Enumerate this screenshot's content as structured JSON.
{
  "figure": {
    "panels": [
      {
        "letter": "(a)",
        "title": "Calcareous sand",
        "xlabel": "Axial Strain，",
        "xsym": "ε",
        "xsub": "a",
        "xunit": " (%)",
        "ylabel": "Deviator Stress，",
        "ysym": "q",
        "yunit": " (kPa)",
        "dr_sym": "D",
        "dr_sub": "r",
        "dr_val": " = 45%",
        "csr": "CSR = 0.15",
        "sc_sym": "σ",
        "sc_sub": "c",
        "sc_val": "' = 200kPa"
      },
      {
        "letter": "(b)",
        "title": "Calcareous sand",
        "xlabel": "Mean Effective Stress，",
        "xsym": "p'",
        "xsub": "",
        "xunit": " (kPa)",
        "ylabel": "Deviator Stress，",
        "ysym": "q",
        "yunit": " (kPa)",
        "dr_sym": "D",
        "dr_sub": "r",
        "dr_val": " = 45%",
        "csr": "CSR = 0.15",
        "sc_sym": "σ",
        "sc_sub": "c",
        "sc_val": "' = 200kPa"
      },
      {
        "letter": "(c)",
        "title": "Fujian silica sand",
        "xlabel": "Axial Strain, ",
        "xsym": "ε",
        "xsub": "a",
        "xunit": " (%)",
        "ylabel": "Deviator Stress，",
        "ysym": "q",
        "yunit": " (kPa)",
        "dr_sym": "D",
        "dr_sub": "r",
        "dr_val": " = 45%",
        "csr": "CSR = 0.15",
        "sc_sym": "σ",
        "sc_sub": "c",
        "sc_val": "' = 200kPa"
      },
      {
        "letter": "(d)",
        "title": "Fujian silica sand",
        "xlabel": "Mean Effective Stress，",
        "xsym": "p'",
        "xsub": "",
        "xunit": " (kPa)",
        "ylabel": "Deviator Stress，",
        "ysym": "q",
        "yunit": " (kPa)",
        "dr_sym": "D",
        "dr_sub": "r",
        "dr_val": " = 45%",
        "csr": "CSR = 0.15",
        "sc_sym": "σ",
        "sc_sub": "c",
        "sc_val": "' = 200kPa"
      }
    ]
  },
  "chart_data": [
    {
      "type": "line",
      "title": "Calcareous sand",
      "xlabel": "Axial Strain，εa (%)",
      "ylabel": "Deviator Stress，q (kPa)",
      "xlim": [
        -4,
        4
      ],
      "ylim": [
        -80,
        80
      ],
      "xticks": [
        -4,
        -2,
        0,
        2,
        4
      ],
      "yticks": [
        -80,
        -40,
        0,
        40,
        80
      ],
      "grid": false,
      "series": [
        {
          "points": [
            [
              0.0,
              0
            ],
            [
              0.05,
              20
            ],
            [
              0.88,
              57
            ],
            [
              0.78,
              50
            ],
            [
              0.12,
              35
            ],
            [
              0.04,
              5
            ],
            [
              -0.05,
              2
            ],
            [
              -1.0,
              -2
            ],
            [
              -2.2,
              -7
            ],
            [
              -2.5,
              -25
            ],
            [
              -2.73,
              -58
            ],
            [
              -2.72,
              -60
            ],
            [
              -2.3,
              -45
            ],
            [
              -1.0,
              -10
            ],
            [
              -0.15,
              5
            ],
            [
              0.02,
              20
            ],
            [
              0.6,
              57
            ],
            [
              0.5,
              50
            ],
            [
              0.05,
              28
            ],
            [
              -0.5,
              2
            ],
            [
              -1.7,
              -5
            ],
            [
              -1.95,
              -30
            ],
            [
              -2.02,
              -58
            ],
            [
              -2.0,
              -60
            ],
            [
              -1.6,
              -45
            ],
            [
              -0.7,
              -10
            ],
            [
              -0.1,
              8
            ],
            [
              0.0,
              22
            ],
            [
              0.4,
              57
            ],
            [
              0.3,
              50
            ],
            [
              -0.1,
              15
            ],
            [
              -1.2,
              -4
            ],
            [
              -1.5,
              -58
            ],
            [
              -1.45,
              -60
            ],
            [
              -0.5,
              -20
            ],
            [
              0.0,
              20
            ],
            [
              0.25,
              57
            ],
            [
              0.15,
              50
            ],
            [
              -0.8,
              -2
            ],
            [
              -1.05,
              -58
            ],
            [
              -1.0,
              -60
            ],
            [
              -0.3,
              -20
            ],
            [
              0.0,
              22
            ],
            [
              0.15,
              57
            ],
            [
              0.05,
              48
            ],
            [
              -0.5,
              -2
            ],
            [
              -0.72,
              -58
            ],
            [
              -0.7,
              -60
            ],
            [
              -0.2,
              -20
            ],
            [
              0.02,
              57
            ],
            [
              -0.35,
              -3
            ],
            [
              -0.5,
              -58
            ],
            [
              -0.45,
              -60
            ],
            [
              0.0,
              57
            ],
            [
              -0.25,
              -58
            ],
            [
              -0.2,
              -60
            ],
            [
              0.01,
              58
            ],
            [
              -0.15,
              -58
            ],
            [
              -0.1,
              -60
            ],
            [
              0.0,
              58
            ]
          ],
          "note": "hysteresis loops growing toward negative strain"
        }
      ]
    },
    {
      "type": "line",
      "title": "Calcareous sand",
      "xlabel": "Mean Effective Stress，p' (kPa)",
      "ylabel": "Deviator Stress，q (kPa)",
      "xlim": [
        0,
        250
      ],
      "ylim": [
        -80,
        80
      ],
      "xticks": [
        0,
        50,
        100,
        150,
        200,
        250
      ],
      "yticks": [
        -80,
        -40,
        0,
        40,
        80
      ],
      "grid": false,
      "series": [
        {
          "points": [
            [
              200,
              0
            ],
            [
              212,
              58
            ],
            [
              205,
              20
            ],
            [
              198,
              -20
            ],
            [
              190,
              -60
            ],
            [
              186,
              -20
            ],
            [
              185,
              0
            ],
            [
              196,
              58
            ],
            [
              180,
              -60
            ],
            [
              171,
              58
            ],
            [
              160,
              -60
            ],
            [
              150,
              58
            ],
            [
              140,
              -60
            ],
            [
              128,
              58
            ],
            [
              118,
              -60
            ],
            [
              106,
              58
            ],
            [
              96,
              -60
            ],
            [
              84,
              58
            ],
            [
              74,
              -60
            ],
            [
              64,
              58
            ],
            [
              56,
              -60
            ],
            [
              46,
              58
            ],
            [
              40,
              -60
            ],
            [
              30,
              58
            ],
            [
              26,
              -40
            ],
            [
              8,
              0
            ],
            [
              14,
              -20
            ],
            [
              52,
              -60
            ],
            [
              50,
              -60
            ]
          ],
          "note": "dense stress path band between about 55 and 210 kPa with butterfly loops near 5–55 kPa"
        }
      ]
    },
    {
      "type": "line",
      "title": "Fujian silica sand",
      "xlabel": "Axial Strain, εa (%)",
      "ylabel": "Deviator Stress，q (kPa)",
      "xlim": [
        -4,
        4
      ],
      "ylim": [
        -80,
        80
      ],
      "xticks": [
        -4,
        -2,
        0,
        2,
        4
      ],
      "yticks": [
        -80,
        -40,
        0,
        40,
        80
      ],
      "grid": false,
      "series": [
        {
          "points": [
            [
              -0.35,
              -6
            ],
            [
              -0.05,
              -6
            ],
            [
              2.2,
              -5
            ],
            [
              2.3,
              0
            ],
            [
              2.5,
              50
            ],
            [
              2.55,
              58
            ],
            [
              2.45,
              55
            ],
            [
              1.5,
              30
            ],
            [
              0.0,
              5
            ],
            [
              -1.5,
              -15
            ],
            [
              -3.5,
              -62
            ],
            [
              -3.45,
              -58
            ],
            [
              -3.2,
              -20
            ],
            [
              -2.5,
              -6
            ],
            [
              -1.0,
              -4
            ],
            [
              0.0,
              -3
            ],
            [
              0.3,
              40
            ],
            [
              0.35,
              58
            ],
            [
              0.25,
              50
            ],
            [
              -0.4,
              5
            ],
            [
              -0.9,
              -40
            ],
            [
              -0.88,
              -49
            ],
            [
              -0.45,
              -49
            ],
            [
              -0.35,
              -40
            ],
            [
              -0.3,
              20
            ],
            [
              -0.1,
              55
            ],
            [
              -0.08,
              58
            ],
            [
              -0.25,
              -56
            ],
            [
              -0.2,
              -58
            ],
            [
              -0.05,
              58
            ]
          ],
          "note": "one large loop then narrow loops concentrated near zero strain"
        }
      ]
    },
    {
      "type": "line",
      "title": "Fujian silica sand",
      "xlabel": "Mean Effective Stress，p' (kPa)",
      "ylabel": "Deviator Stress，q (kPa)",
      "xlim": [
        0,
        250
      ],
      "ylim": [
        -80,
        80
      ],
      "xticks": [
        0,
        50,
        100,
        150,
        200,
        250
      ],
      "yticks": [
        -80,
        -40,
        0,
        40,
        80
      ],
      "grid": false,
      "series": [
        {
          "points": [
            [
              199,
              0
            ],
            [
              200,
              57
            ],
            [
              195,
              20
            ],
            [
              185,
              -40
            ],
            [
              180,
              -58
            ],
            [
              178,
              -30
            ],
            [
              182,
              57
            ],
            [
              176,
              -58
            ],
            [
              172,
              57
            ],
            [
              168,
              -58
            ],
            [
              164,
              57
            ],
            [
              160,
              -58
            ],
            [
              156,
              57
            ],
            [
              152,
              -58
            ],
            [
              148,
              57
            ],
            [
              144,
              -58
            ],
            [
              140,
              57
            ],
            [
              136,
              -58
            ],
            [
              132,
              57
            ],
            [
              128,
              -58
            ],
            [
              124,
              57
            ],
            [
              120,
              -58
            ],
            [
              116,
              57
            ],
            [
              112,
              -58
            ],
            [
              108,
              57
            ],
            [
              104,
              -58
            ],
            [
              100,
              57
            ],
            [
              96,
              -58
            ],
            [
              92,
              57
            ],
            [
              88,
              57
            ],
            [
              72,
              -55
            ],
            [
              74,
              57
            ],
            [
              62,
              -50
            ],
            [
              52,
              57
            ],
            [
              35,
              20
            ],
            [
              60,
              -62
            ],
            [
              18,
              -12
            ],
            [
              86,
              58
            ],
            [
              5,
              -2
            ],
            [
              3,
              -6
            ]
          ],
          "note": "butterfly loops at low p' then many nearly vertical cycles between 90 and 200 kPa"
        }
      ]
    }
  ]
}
★ ★ ★
Do this:
Pull out each line of the entries that contains "Axial".

The output:
        "xlabel": "Axial Strain，",
        "xlabel": "Axial Strain, ",
      "xlabel": "Axial Strain，εa (%)",
      "xlabel": "Axial Strain, εa (%)",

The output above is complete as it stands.